Find the string "βάμβακα" in the records. Copy every line it appears in.

>> Begin

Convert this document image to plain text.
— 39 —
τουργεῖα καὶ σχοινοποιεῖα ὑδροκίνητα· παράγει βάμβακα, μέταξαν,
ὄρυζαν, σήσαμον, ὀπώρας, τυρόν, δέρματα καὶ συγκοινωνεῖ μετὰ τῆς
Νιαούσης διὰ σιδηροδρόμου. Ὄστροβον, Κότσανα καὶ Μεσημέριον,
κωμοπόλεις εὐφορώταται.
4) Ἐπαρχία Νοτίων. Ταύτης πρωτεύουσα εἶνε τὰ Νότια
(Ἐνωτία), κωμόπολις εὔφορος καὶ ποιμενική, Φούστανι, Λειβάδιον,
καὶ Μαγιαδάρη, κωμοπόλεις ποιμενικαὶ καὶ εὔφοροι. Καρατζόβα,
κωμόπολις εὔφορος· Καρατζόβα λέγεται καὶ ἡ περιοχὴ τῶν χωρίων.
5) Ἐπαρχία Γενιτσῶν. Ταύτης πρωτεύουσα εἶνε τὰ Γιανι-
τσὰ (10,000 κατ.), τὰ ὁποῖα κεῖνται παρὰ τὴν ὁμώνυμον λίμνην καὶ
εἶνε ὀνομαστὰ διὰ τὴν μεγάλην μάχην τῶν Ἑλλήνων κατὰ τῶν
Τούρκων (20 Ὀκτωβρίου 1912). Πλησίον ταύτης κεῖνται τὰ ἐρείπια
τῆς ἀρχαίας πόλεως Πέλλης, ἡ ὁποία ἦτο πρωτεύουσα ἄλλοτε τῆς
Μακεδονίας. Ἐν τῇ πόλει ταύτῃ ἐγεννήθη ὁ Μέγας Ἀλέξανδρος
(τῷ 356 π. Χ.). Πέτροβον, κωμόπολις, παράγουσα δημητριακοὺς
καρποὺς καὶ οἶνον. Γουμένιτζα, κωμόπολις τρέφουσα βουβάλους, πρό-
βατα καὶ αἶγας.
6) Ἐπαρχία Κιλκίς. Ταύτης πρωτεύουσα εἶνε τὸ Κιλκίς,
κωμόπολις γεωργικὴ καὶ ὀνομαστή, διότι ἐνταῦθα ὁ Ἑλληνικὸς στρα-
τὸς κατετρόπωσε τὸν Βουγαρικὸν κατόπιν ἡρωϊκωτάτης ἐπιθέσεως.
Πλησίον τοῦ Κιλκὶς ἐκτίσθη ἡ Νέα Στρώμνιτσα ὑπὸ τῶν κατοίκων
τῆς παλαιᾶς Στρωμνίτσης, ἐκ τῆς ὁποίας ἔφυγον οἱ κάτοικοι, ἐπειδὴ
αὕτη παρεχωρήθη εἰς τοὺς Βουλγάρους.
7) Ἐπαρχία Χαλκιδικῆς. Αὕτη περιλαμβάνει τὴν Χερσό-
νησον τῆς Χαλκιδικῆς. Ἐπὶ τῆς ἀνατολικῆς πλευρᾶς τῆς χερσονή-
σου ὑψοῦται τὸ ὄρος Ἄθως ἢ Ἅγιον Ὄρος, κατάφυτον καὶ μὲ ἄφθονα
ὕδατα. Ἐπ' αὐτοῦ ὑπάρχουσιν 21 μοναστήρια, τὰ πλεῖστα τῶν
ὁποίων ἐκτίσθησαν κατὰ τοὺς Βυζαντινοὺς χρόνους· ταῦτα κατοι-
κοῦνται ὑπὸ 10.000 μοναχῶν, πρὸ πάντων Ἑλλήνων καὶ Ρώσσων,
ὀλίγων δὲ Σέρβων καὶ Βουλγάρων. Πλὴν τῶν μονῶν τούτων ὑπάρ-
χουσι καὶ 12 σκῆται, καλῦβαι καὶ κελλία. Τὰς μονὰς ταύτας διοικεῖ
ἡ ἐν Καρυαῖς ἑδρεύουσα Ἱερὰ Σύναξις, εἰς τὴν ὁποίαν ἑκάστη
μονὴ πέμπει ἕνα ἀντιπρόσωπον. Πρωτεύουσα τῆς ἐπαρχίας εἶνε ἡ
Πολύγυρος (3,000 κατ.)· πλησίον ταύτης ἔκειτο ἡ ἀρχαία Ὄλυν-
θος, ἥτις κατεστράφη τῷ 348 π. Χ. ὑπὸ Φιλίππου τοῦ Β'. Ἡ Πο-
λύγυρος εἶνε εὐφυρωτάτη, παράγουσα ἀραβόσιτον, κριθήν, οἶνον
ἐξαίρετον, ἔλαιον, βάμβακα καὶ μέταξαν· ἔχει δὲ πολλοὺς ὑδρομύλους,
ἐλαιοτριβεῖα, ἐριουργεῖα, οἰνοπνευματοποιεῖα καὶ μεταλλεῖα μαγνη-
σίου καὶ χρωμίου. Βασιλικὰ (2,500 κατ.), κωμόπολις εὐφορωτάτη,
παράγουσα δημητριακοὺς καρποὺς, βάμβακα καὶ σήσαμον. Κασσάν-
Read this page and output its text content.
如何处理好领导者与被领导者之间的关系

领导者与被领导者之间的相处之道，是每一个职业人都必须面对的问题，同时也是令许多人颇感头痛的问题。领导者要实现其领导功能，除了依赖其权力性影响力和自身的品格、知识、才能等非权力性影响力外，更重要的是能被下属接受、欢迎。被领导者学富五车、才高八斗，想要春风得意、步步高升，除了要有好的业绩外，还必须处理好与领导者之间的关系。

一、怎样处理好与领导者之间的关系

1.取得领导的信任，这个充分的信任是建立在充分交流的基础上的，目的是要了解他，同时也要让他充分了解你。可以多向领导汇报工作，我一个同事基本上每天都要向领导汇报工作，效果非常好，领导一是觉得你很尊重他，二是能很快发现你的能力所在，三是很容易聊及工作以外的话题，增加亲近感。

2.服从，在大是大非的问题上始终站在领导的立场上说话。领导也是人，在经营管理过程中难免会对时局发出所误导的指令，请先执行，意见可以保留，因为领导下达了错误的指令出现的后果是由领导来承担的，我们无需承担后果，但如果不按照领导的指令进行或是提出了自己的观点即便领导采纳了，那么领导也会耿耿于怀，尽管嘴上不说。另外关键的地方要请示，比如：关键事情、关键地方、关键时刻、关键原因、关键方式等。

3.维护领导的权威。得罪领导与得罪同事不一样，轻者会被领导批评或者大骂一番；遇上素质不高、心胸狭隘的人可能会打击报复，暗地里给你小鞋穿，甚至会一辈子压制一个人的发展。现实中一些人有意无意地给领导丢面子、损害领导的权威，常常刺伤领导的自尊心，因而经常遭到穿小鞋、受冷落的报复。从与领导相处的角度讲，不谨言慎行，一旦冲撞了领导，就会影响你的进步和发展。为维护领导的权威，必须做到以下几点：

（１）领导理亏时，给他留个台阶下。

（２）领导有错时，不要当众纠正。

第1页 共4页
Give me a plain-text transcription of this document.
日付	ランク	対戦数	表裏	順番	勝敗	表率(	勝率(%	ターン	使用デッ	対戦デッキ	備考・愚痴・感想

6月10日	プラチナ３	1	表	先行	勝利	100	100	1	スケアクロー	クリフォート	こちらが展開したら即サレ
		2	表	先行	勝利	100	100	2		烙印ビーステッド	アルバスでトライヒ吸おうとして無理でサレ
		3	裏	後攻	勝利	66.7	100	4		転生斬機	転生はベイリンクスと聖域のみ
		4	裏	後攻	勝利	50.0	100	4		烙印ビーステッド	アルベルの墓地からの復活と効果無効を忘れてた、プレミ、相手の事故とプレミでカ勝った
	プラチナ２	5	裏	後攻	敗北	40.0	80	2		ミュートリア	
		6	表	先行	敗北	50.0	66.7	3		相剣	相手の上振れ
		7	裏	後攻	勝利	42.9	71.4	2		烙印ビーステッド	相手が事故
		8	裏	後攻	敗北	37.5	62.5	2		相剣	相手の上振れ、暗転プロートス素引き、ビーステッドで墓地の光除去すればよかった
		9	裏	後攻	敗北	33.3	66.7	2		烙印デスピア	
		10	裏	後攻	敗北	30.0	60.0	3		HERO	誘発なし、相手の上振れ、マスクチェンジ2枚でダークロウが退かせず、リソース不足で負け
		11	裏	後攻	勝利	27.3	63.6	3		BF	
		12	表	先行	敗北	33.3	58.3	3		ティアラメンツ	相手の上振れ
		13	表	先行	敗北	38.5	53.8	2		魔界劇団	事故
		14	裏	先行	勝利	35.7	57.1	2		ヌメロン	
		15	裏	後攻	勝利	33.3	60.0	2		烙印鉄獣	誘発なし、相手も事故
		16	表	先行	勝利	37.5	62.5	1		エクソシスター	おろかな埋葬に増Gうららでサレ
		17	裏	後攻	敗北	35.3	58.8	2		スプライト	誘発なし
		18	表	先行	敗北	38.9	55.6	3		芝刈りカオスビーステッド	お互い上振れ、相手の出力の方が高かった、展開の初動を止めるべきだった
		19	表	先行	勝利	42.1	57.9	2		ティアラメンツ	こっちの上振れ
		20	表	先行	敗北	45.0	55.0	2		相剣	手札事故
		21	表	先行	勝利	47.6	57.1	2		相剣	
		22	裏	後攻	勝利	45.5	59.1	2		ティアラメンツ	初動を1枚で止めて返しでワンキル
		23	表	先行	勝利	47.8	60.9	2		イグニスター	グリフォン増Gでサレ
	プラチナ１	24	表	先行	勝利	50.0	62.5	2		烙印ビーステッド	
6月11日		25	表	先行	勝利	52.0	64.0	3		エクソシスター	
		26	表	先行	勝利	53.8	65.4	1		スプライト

>> End

**Answer to this problem**
τουργεῖα καὶ σχοινοποιεῖα ὑδροκίνητα· παράγει βάμβακα, μέταξαν,
ἐξαίρετον, ἔλαιον, βάμβακα καὶ μέταξαν· ἔχει δὲ πολλοὺς ὑδρομύλους,
παράγουσα δημητριακοὺς καρποὺς, βάμβακα καὶ σήσαμον. Κασσάν-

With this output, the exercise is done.